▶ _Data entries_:
§
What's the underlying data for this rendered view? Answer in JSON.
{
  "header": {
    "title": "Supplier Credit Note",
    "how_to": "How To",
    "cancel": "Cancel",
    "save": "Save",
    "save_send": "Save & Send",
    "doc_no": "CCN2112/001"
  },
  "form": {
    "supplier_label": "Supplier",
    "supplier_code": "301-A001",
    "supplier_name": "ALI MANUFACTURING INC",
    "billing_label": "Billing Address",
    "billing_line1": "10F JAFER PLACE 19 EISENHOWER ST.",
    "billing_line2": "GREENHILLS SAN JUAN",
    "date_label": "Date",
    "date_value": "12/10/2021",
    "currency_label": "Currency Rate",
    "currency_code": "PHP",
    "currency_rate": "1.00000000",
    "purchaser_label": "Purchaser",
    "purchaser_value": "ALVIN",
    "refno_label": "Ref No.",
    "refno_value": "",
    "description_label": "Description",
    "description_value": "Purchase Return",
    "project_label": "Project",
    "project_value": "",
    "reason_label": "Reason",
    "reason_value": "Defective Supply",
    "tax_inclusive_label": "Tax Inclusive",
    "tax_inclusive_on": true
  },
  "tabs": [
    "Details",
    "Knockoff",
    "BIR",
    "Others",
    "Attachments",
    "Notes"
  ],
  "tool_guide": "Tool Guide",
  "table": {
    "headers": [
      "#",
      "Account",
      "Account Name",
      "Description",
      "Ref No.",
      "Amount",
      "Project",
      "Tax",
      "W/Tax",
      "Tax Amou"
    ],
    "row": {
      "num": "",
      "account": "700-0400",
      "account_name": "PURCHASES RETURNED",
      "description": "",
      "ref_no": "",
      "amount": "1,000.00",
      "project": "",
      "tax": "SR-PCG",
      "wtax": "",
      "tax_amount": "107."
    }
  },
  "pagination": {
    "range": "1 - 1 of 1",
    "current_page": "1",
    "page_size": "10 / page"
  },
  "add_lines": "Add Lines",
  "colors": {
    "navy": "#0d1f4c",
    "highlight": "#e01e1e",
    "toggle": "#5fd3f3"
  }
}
§
▶ _TO DO_:
Your task is to give the records above again, exactly.

▶ _THE COMPLETED TASK_:
What's the underlying data for this rendered view? Answer in JSON.
{
  "header": {
    "title": "Supplier Credit Note",
    "how_to": "How To",
    "cancel": "Cancel",
    "save": "Save",
    "save_send": "Save & Send",
    "doc_no": "CCN2112/001"
  },
  "form": {
    "supplier_label": "Supplier",
    "supplier_code": "301-A001",
    "supplier_name": "ALI MANUFACTURING INC",
    "billing_label": "Billing Address",
    "billing_line1": "10F JAFER PLACE 19 EISENHOWER ST.",
    "billing_line2": "GREENHILLS SAN JUAN",
    "date_label": "Date",
    "date_value": "12/10/2021",
    "currency_label": "Currency Rate",
    "currency_code": "PHP",
    "currency_rate": "1.00000000",
    "purchaser_label": "Purchaser",
    "purchaser_value": "ALVIN",
    "refno_label": "Ref No.",
    "refno_value": "",
    "description_label": "Description",
    "description_value": "Purchase Return",
    "project_label": "Project",
    "project_value": "",
    "reason_label": "Reason",
    "reason_value": "Defective Supply",
    "tax_inclusive_label": "Tax Inclusive",
    "tax_inclusive_on": true
  },
  "tabs": [
    "Details",
    "Knockoff",
    "BIR",
    "Others",
    "Attachments",
    "Notes"
  ],
  "tool_guide": "Tool Guide",
  "table": {
    "headers": [
      "#",
      "Account",
      "Account Name",
      "Description",
      "Ref No.",
      "Amount",
      "Project",
      "Tax",
      "W/Tax",
      "Tax Amou"
    ],
    "row": {
      "num": "",
      "account": "700-0400",
      "account_name": "PURCHASES RETURNED",
      "description": "",
      "ref_no": "",
      "amount": "1,000.00",
      "project": "",
      "tax": "SR-PCG",
      "wtax": "",
      "tax_amount": "107."
    }
  },
  "pagination": {
    "range": "1 - 1 of 1",
    "current_page": "1",
    "page_size": "10 / page"
  },
  "add_lines": "Add Lines",
  "colors": {
    "navy": "#0d1f4c",
    "highlight": "#e01e1e",
    "toggle": "#5fd3f3"
  }
}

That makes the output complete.